Data entries.

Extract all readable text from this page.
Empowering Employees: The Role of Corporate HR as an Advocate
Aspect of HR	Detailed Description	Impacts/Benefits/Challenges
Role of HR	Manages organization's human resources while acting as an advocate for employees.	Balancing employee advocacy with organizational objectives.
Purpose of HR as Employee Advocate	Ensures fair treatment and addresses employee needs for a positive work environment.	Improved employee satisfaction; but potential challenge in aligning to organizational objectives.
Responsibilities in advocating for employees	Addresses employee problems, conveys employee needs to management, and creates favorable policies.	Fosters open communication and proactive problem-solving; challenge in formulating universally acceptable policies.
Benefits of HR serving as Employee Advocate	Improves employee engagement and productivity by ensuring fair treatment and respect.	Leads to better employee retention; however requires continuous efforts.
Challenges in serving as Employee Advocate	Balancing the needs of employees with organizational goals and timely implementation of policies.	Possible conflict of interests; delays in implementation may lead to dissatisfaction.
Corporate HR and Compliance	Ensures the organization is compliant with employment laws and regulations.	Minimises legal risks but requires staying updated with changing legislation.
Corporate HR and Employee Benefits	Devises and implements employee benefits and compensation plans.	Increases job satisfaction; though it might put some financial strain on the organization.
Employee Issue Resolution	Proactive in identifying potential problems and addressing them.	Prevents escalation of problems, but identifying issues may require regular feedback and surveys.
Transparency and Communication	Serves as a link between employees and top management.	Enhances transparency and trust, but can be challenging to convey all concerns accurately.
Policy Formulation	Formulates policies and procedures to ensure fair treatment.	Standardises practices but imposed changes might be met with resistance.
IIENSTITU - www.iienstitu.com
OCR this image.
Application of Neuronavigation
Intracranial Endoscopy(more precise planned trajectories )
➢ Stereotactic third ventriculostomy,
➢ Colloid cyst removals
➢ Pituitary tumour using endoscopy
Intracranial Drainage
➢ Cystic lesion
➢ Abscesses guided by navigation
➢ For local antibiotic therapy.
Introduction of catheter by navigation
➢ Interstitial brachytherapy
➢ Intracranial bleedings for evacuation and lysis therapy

Instructions for the task.
Nothing should be changed: write out all of the data as is.

Expected answer.
Extract all readable text from this page.
Empowering Employees: The Role of Corporate HR as an Advocate
Aspect of HR	Detailed Description	Impacts/Benefits/Challenges
Role of HR	Manages organization's human resources while acting as an advocate for employees.	Balancing employee advocacy with organizational objectives.
Purpose of HR as Employee Advocate	Ensures fair treatment and addresses employee needs for a positive work environment.	Improved employee satisfaction; but potential challenge in aligning to organizational objectives.
Responsibilities in advocating for employees	Addresses employee problems, conveys employee needs to management, and creates favorable policies.	Fosters open communication and proactive problem-solving; challenge in formulating universally acceptable policies.
Benefits of HR serving as Employee Advocate	Improves employee engagement and productivity by ensuring fair treatment and respect.	Leads to better employee retention; however requires continuous efforts.
Challenges in serving as Employee Advocate	Balancing the needs of employees with organizational goals and timely implementation of policies.	Possible conflict of interests; delays in implementation may lead to dissatisfaction.
Corporate HR and Compliance	Ensures the organization is compliant with employment laws and regulations.	Minimises legal risks but requires staying updated with changing legislation.
Corporate HR and Employee Benefits	Devises and implements employee benefits and compensation plans.	Increases job satisfaction; though it might put some financial strain on the organization.
Employee Issue Resolution	Proactive in identifying potential problems and addressing them.	Prevents escalation of problems, but identifying issues may require regular feedback and surveys.
Transparency and Communication	Serves as a link between employees and top management.	Enhances transparency and trust, but can be challenging to convey all concerns accurately.
Policy Formulation	Formulates policies and procedures to ensure fair treatment.	Standardises practices but imposed changes might be met with resistance.
IIENSTITU - www.iienstitu.com
OCR this image.
Application of Neuronavigation
Intracranial Endoscopy(more precise planned trajectories )
➢ Stereotactic third ventriculostomy,
➢ Colloid cyst removals
➢ Pituitary tumour using endoscopy
Intracranial Drainage
➢ Cystic lesion
➢ Abscesses guided by navigation
➢ For local antibiotic therapy.
Introduction of catheter by navigation
➢ Interstitial brachytherapy
➢ Intracranial bleedings for evacuation and lysis therapy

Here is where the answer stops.